What needs to be done: Return each line of the data below verbatim; pictures are to be left out.

Entries taken from a collection:
-- begin --

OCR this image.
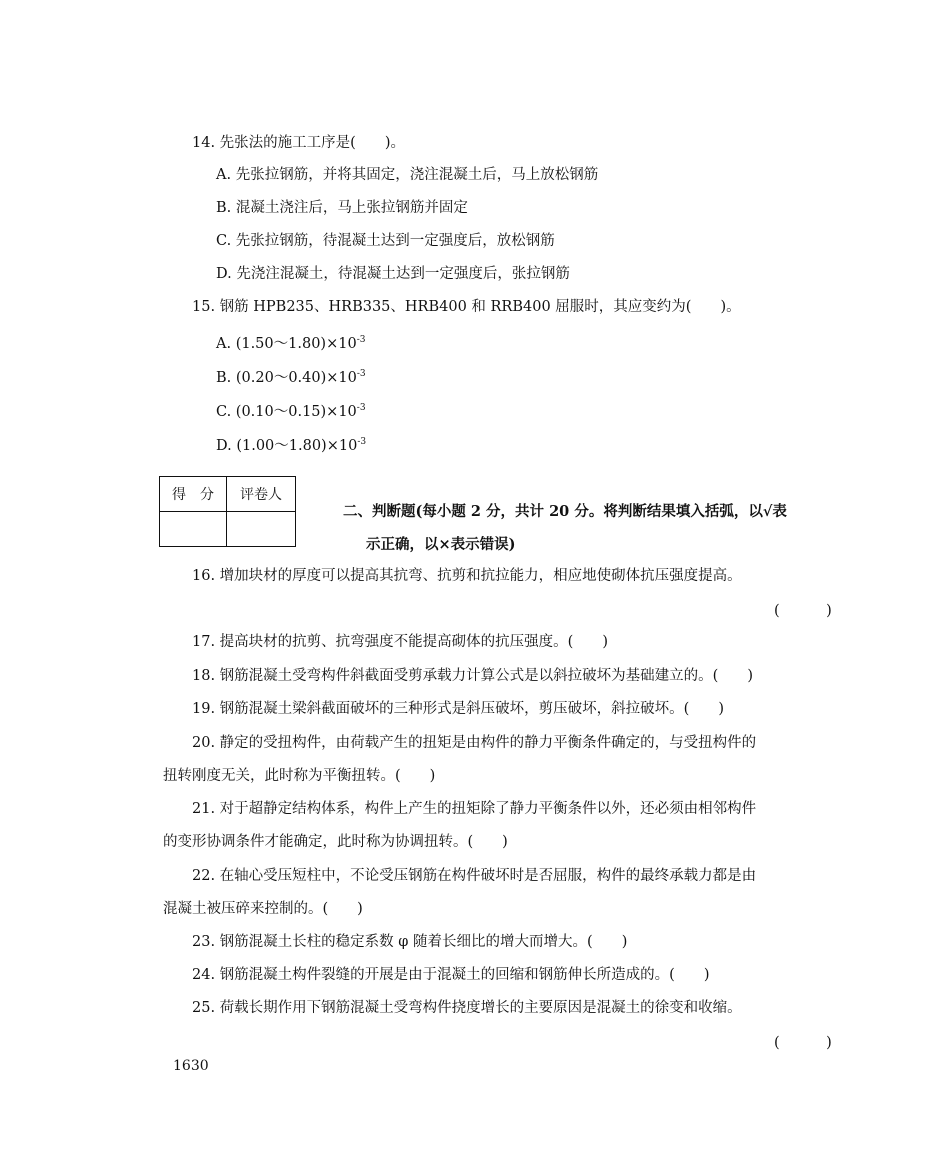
14. 先张法的施工工序是(　　)。
A. 先张拉钢筋，并将其固定，浇注混凝土后，马上放松钢筋
B. 混凝土浇注后，马上张拉钢筋并固定
C. 先张拉钢筋，待混凝土达到一定强度后，放松钢筋
D. 先浇注混凝土，待混凝土达到一定强度后，张拉钢筋
15. 钢筋 HPB235、HRB335、HRB400 和 RRB400 屈服时，其应变约为(　　)。
A. $(1.50\sim 1.80)\times 10^{-3}$
B. $(0.20\sim 0.40)\times 10^{-3}$
C. $(0.10\sim 0.15)\times 10^{-3}$
D. $(1.00\sim 1.80)\times 10^{-3}$
得　分	评卷人

二、判断题(每小题 2 分，共计 20 分。将判断结果填入括弧，以√表
示正确，以×表示错误)
16. 增加块材的厚度可以提高其抗弯、抗剪和抗拉能力，相应地使砌体抗压强度提高。
(　)
17. 提高块材的抗剪、抗弯强度不能提高砌体的抗压强度。(　　)
18. 钢筋混凝土受弯构件斜截面受剪承载力计算公式是以斜拉破坏为基础建立的。(　　)
19. 钢筋混凝土梁斜截面破坏的三种形式是斜压破坏，剪压破坏，斜拉破坏。(　　)
20. 静定的受扭构件，由荷载产生的扭矩是由构件的静力平衡条件确定的，与受扭构件的
扭转刚度无关，此时称为平衡扭转。(　　)
21. 对于超静定结构体系，构件上产生的扭矩除了静力平衡条件以外，还必须由相邻构件
的变形协调条件才能确定，此时称为协调扭转。(　　)
22. 在轴心受压短柱中，不论受压钢筋在构件破坏时是否屈服，构件的最终承载力都是由
混凝土被压碎来控制的。(　　)
23. 钢筋混凝土长柱的稳定系数 φ 随着长细比的增大而增大。(　　)
24. 钢筋混凝土构件裂缝的开展是由于混凝土的回缩和钢筋伸长所造成的。(　　)
25. 荷载长期作用下钢筋混凝土受弯构件挠度增长的主要原因是混凝土的徐变和收缩。
(　)
1630
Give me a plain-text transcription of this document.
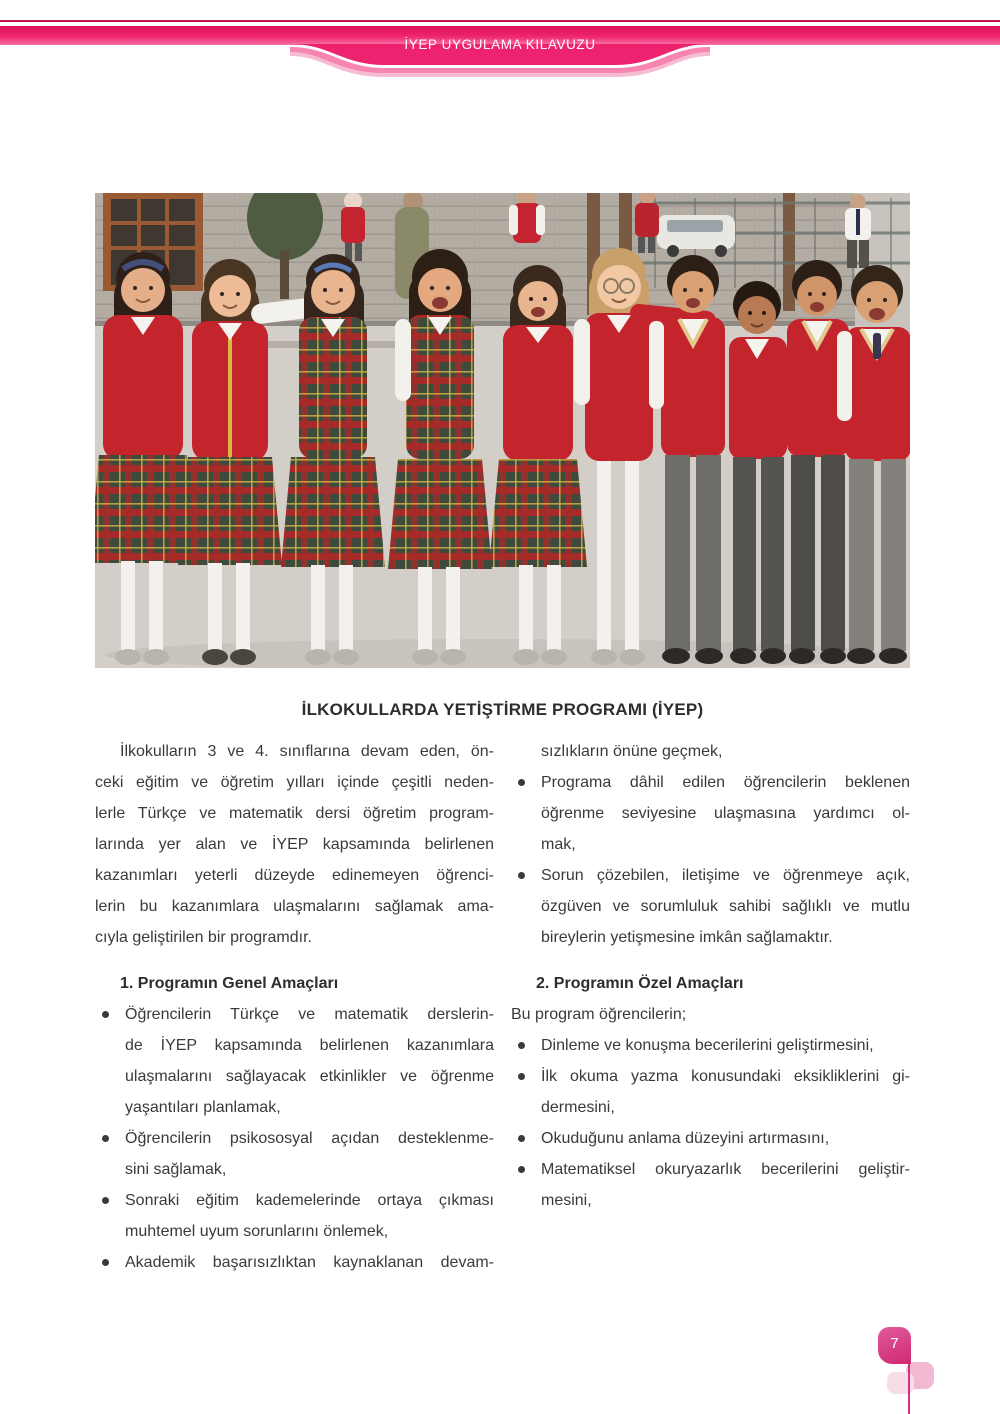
İYEP UYGULAMA KILAVUZU
İLKOKULLARDA YETİŞTİRME PROGRAMI (İYEP)
İlkokulların 3 ve 4. sınıflarına devam eden, ön-
ceki eğitim ve öğretim yılları içinde çeşitli neden-
lerle Türkçe ve matematik dersi öğretim program-
larında yer alan ve İYEP kapsamında belirlenen
kazanımları yeterli düzeyde edinemeyen öğrenci-
lerin bu kazanımlara ulaşmalarını sağlamak ama-
cıyla geliştirilen bir programdır.
1. Programın Genel Amaçları
Öğrencilerin Türkçe ve matematik derslerin-
de İYEP kapsamında belirlenen kazanımlara
ulaşmalarını sağlayacak etkinlikler ve öğrenme
yaşantıları planlamak,
Öğrencilerin psikososyal açıdan desteklenme-
sini sağlamak,
Sonraki eğitim kademelerinde ortaya çıkması
muhtemel uyum sorunlarını önlemek,
Akademik başarısızlıktan kaynaklanan devam-
sızlıkların önüne geçmek,
Programa dâhil edilen öğrencilerin beklenen
öğrenme seviyesine ulaşmasına yardımcı ol-
mak,
Sorun çözebilen, iletişime ve öğrenmeye açık,
özgüven ve sorumluluk sahibi sağlıklı ve mutlu
bireylerin yetişmesine imkân sağlamaktır.
2. Programın Özel Amaçları
Bu program öğrencilerin;
Dinleme ve konuşma becerilerini geliştirmesini,
İlk okuma yazma konusundaki eksikliklerini gi-
dermesini,
Okuduğunu anlama düzeyini artırmasını,
Matematiksel okuryazarlık becerilerini geliştir-
mesini,
7
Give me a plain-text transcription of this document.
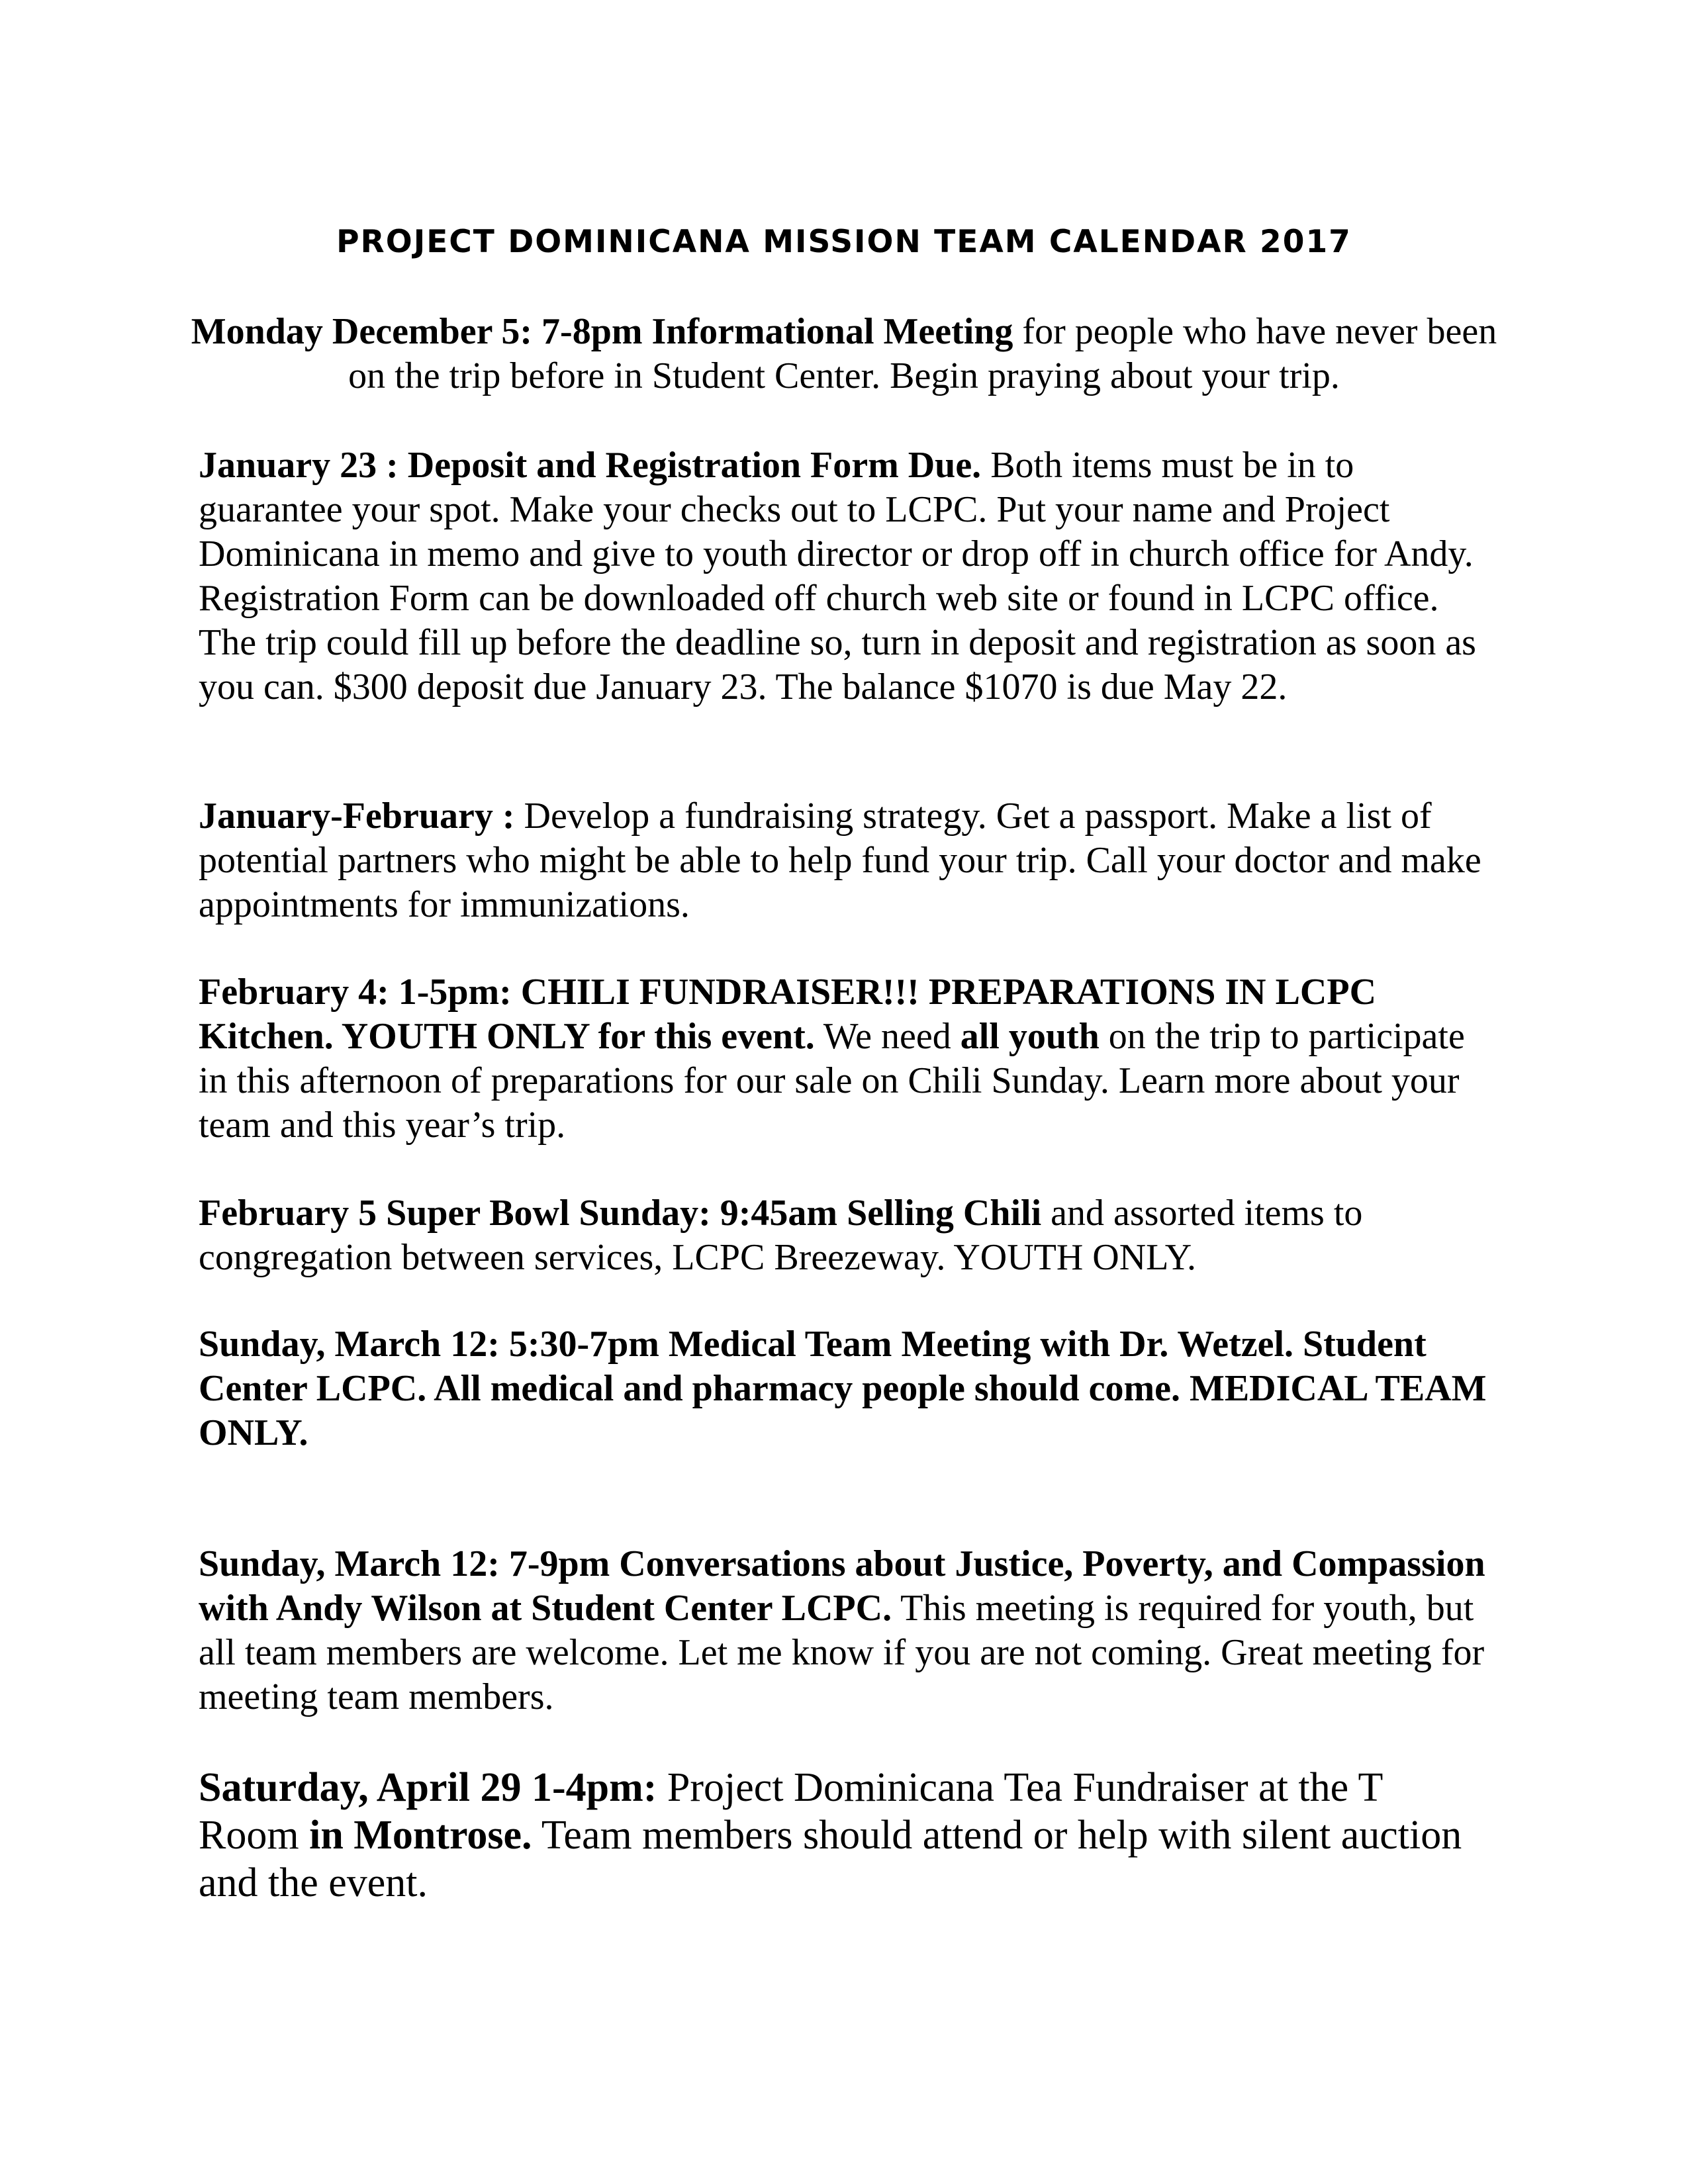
PROJECT DOMINICANA MISSION TEAM CALENDAR 2017

Monday December 5: 7-8pm Informational Meeting for people who have never been on the trip before in Student Center. Begin praying about your trip.

January 23 : Deposit and Registration Form Due. Both items must be in to guarantee your spot. Make your checks out to LCPC. Put your name and Project Dominicana in memo and give to youth director or drop off in church office for Andy. Registration Form can be downloaded off church web site or found in LCPC office. The trip could fill up before the deadline so, turn in deposit and registration as soon as you can. $300 deposit due January 23. The balance $1070 is due May 22.

January-February : Develop a fundraising strategy. Get a passport. Make a list of potential partners who might be able to help fund your trip. Call your doctor and make appointments for immunizations.

February 4: 1-5pm: CHILI FUNDRAISER!!! PREPARATIONS IN LCPC Kitchen. YOUTH ONLY for this event. We need all youth on the trip to participate in this afternoon of preparations for our sale on Chili Sunday. Learn more about your team and this year’s trip.

February 5 Super Bowl Sunday: 9:45am Selling Chili and assorted items to congregation between services, LCPC Breezeway. YOUTH ONLY.

Sunday, March 12: 5:30-7pm Medical Team Meeting with Dr. Wetzel. Student Center LCPC. All medical and pharmacy people should come. MEDICAL TEAM ONLY.

Sunday, March 12: 7-9pm Conversations about Justice, Poverty, and Compassion with Andy Wilson at Student Center LCPC. This meeting is required for youth, but all team members are welcome. Let me know if you are not coming. Great meeting for meeting team members.

Saturday, April 29 1-4pm: Project Dominicana Tea Fundraiser at the T Room in Montrose. Team members should attend or help with silent auction and the event.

-- end --

Complete output:
OCR this image.
14. 先张法的施工工序是(　　)。
A. 先张拉钢筋，并将其固定，浇注混凝土后，马上放松钢筋
B. 混凝土浇注后，马上张拉钢筋并固定
C. 先张拉钢筋，待混凝土达到一定强度后，放松钢筋
D. 先浇注混凝土，待混凝土达到一定强度后，张拉钢筋
15. 钢筋 HPB235、HRB335、HRB400 和 RRB400 屈服时，其应变约为(　　)。
A. $(1.50\sim 1.80)\times 10^{-3}$
B. $(0.20\sim 0.40)\times 10^{-3}$
C. $(0.10\sim 0.15)\times 10^{-3}$
D. $(1.00\sim 1.80)\times 10^{-3}$
得　分	评卷人

二、判断题(每小题 2 分，共计 20 分。将判断结果填入括弧，以√表
示正确，以×表示错误)
16. 增加块材的厚度可以提高其抗弯、抗剪和抗拉能力，相应地使砌体抗压强度提高。
(　)
17. 提高块材的抗剪、抗弯强度不能提高砌体的抗压强度。(　　)
18. 钢筋混凝土受弯构件斜截面受剪承载力计算公式是以斜拉破坏为基础建立的。(　　)
19. 钢筋混凝土梁斜截面破坏的三种形式是斜压破坏，剪压破坏，斜拉破坏。(　　)
20. 静定的受扭构件，由荷载产生的扭矩是由构件的静力平衡条件确定的，与受扭构件的
扭转刚度无关，此时称为平衡扭转。(　　)
21. 对于超静定结构体系，构件上产生的扭矩除了静力平衡条件以外，还必须由相邻构件
的变形协调条件才能确定，此时称为协调扭转。(　　)
22. 在轴心受压短柱中，不论受压钢筋在构件破坏时是否屈服，构件的最终承载力都是由
混凝土被压碎来控制的。(　　)
23. 钢筋混凝土长柱的稳定系数 φ 随着长细比的增大而增大。(　　)
24. 钢筋混凝土构件裂缝的开展是由于混凝土的回缩和钢筋伸长所造成的。(　　)
25. 荷载长期作用下钢筋混凝土受弯构件挠度增长的主要原因是混凝土的徐变和收缩。
(　)
1630
Give me a plain-text transcription of this document.
İYEP UYGULAMA KILAVUZU
İLKOKULLARDA YETİŞTİRME PROGRAMI (İYEP)
İlkokulların 3 ve 4. sınıflarına devam eden, ön-
ceki eğitim ve öğretim yılları içinde çeşitli neden-
lerle Türkçe ve matematik dersi öğretim program-
larında yer alan ve İYEP kapsamında belirlenen
kazanımları yeterli düzeyde edinemeyen öğrenci-
lerin bu kazanımlara ulaşmalarını sağlamak ama-
cıyla geliştirilen bir programdır.
1. Programın Genel Amaçları
Öğrencilerin Türkçe ve matematik derslerin-
de İYEP kapsamında belirlenen kazanımlara
ulaşmalarını sağlayacak etkinlikler ve öğrenme
yaşantıları planlamak,
Öğrencilerin psikososyal açıdan desteklenme-
sini sağlamak,
Sonraki eğitim kademelerinde ortaya çıkması
muhtemel uyum sorunlarını önlemek,
Akademik başarısızlıktan kaynaklanan devam-
sızlıkların önüne geçmek,
Programa dâhil edilen öğrencilerin beklenen
öğrenme seviyesine ulaşmasına yardımcı ol-
mak,
Sorun çözebilen, iletişime ve öğrenmeye açık,
özgüven ve sorumluluk sahibi sağlıklı ve mutlu
bireylerin yetişmesine imkân sağlamaktır.
2. Programın Özel Amaçları
Bu program öğrencilerin;
Dinleme ve konuşma becerilerini geliştirmesini,
İlk okuma yazma konusundaki eksikliklerini gi-
dermesini,
Okuduğunu anlama düzeyini artırmasını,
Matematiksel okuryazarlık becerilerini geliştir-
mesini,
7
Give me a plain-text transcription of this document.
PROJECT DOMINICANA MISSION TEAM CALENDAR 2017

Monday December 5: 7-8pm Informational Meeting for people who have never been on the trip before in Student Center. Begin praying about your trip.

January 23 : Deposit and Registration Form Due. Both items must be in to guarantee your spot. Make your checks out to LCPC. Put your name and Project Dominicana in memo and give to youth director or drop off in church office for Andy. Registration Form can be downloaded off church web site or found in LCPC office. The trip could fill up before the deadline so, turn in deposit and registration as soon as you can. $300 deposit due January 23. The balance $1070 is due May 22.

January-February : Develop a fundraising strategy. Get a passport. Make a list of potential partners who might be able to help fund your trip. Call your doctor and make appointments for immunizations.

February 4: 1-5pm: CHILI FUNDRAISER!!! PREPARATIONS IN LCPC Kitchen. YOUTH ONLY for this event. We need all youth on the trip to participate in this afternoon of preparations for our sale on Chili Sunday. Learn more about your team and this year’s trip.

February 5 Super Bowl Sunday: 9:45am Selling Chili and assorted items to congregation between services, LCPC Breezeway. YOUTH ONLY.

Sunday, March 12: 5:30-7pm Medical Team Meeting with Dr. Wetzel. Student Center LCPC. All medical and pharmacy people should come. MEDICAL TEAM ONLY.

Sunday, March 12: 7-9pm Conversations about Justice, Poverty, and Compassion with Andy Wilson at Student Center LCPC. This meeting is required for youth, but all team members are welcome. Let me know if you are not coming. Great meeting for meeting team members.

Saturday, April 29 1-4pm: Project Dominicana Tea Fundraiser at the T Room in Montrose. Team members should attend or help with silent auction and the event.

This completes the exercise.